§ **Exercise data**:
====
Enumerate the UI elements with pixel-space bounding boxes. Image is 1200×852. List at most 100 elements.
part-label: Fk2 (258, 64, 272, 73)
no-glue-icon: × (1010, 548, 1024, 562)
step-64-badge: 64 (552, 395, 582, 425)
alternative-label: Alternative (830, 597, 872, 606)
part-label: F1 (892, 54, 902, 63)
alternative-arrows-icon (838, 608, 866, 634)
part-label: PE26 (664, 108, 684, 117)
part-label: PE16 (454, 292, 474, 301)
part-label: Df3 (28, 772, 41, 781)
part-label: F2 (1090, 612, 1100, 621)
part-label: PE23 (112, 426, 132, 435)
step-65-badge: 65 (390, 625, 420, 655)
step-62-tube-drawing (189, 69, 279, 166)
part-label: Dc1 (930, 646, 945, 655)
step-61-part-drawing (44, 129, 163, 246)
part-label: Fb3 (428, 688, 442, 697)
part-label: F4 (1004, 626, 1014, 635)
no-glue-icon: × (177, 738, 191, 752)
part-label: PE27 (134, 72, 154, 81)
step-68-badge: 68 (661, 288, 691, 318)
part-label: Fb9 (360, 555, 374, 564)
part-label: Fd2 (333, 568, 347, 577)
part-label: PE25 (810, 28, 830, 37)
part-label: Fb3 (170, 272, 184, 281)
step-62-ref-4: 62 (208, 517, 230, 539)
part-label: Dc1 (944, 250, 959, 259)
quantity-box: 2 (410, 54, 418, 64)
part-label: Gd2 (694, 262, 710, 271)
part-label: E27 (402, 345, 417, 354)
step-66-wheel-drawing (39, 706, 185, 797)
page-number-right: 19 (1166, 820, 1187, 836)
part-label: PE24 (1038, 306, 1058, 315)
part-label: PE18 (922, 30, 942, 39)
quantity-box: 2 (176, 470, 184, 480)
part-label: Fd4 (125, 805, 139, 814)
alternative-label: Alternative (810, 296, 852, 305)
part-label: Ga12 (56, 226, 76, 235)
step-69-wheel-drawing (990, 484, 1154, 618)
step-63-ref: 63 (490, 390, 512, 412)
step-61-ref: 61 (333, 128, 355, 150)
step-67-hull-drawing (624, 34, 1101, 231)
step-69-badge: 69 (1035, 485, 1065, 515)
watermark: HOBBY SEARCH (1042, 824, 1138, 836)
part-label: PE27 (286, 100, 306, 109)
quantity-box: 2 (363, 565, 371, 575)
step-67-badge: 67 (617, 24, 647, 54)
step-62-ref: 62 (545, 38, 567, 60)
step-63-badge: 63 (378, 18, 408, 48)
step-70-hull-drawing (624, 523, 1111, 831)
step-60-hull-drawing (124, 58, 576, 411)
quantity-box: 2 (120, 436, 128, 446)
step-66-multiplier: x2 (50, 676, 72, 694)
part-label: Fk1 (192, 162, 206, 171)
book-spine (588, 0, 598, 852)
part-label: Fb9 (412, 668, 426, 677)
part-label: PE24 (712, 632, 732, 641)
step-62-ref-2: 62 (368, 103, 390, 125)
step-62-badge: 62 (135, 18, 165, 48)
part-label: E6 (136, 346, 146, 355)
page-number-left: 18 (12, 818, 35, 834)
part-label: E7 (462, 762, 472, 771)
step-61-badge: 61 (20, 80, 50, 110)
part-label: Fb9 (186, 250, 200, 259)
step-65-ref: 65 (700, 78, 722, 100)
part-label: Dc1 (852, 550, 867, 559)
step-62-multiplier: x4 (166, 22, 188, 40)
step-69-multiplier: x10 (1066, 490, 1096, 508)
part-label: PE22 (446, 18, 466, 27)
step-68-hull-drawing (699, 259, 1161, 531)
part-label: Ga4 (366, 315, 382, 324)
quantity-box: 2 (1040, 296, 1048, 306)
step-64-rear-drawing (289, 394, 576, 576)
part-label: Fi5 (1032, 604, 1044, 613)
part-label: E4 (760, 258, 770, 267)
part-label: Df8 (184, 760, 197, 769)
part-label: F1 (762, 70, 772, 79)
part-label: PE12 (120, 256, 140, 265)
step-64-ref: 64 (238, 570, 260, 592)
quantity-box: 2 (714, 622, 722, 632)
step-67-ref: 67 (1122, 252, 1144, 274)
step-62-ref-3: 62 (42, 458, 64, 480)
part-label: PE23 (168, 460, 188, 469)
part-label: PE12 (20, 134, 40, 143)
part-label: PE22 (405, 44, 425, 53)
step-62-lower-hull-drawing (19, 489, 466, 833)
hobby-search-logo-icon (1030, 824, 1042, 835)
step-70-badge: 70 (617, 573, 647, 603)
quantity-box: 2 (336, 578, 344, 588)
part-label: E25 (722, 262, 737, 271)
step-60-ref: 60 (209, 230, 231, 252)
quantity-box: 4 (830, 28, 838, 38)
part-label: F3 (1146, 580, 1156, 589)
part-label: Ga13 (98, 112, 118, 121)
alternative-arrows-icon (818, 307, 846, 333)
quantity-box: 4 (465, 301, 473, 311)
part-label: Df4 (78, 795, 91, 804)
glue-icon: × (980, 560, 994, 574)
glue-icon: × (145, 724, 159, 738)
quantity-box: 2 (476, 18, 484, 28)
====
§ **Instructions to follow**:
Rewrite all of the material above, substituting "count-box" for every occurrence of "quantity-box" and keeping everything else unchanged.

§ **Response**:
Enumerate the UI elements with pixel-space bounding boxes. Image is 1200×852. List at most 100 elements.
part-label: Fk2 (258, 64, 272, 73)
no-glue-icon: × (1010, 548, 1024, 562)
step-64-badge: 64 (552, 395, 582, 425)
alternative-label: Alternative (830, 597, 872, 606)
part-label: F1 (892, 54, 902, 63)
alternative-arrows-icon (838, 608, 866, 634)
part-label: PE26 (664, 108, 684, 117)
part-label: PE16 (454, 292, 474, 301)
part-label: Df3 (28, 772, 41, 781)
part-label: F2 (1090, 612, 1100, 621)
part-label: PE23 (112, 426, 132, 435)
step-65-badge: 65 (390, 625, 420, 655)
step-62-tube-drawing (189, 69, 279, 166)
part-label: Dc1 (930, 646, 945, 655)
step-61-part-drawing (44, 129, 163, 246)
part-label: Fb3 (428, 688, 442, 697)
part-label: F4 (1004, 626, 1014, 635)
no-glue-icon: × (177, 738, 191, 752)
part-label: PE27 (134, 72, 154, 81)
step-68-badge: 68 (661, 288, 691, 318)
part-label: Fb9 (360, 555, 374, 564)
part-label: Fd2 (333, 568, 347, 577)
part-label: PE25 (810, 28, 830, 37)
part-label: Fb3 (170, 272, 184, 281)
step-62-ref-4: 62 (208, 517, 230, 539)
part-label: Dc1 (944, 250, 959, 259)
count-box: 2 (410, 54, 418, 64)
part-label: Gd2 (694, 262, 710, 271)
part-label: E27 (402, 345, 417, 354)
step-66-wheel-drawing (39, 706, 185, 797)
page-number-right: 19 (1166, 820, 1187, 836)
part-label: PE24 (1038, 306, 1058, 315)
part-label: PE18 (922, 30, 942, 39)
count-box: 2 (176, 470, 184, 480)
part-label: Fd4 (125, 805, 139, 814)
alternative-label: Alternative (810, 296, 852, 305)
part-label: Ga12 (56, 226, 76, 235)
step-69-wheel-drawing (990, 484, 1154, 618)
step-63-ref: 63 (490, 390, 512, 412)
step-61-ref: 61 (333, 128, 355, 150)
step-67-hull-drawing (624, 34, 1101, 231)
step-69-badge: 69 (1035, 485, 1065, 515)
watermark: HOBBY SEARCH (1042, 824, 1138, 836)
part-label: PE27 (286, 100, 306, 109)
count-box: 2 (363, 565, 371, 575)
step-67-badge: 67 (617, 24, 647, 54)
step-62-ref: 62 (545, 38, 567, 60)
step-63-badge: 63 (378, 18, 408, 48)
step-70-hull-drawing (624, 523, 1111, 831)
step-60-hull-drawing (124, 58, 576, 411)
count-box: 2 (120, 436, 128, 446)
step-66-multiplier: x2 (50, 676, 72, 694)
part-label: Fk1 (192, 162, 206, 171)
book-spine (588, 0, 598, 852)
part-label: Fb9 (412, 668, 426, 677)
part-label: PE24 (712, 632, 732, 641)
step-62-ref-2: 62 (368, 103, 390, 125)
step-62-badge: 62 (135, 18, 165, 48)
part-label: E6 (136, 346, 146, 355)
page-number-left: 18 (12, 818, 35, 834)
part-label: E7 (462, 762, 472, 771)
step-61-badge: 61 (20, 80, 50, 110)
part-label: Fb9 (186, 250, 200, 259)
step-65-ref: 65 (700, 78, 722, 100)
part-label: Dc1 (852, 550, 867, 559)
step-62-multiplier: x4 (166, 22, 188, 40)
step-69-multiplier: x10 (1066, 490, 1096, 508)
part-label: PE22 (446, 18, 466, 27)
step-68-hull-drawing (699, 259, 1161, 531)
part-label: Ga4 (366, 315, 382, 324)
count-box: 2 (1040, 296, 1048, 306)
step-64-rear-drawing (289, 394, 576, 576)
part-label: Fi5 (1032, 604, 1044, 613)
part-label: E4 (760, 258, 770, 267)
part-label: Df8 (184, 760, 197, 769)
part-label: F1 (762, 70, 772, 79)
part-label: PE12 (120, 256, 140, 265)
step-64-ref: 64 (238, 570, 260, 592)
count-box: 2 (714, 622, 722, 632)
step-67-ref: 67 (1122, 252, 1144, 274)
step-62-ref-3: 62 (42, 458, 64, 480)
part-label: PE23 (168, 460, 188, 469)
part-label: PE12 (20, 134, 40, 143)
part-label: PE22 (405, 44, 425, 53)
step-62-lower-hull-drawing (19, 489, 466, 833)
hobby-search-logo-icon (1030, 824, 1042, 835)
step-70-badge: 70 (617, 573, 647, 603)
count-box: 2 (336, 578, 344, 588)
part-label: E25 (722, 262, 737, 271)
step-60-ref: 60 (209, 230, 231, 252)
count-box: 4 (830, 28, 838, 38)
part-label: F3 (1146, 580, 1156, 589)
part-label: Ga13 (98, 112, 118, 121)
alternative-arrows-icon (818, 307, 846, 333)
count-box: 4 (465, 301, 473, 311)
part-label: Df4 (78, 795, 91, 804)
glue-icon: × (980, 560, 994, 574)
glue-icon: × (145, 724, 159, 738)
count-box: 2 (476, 18, 484, 28)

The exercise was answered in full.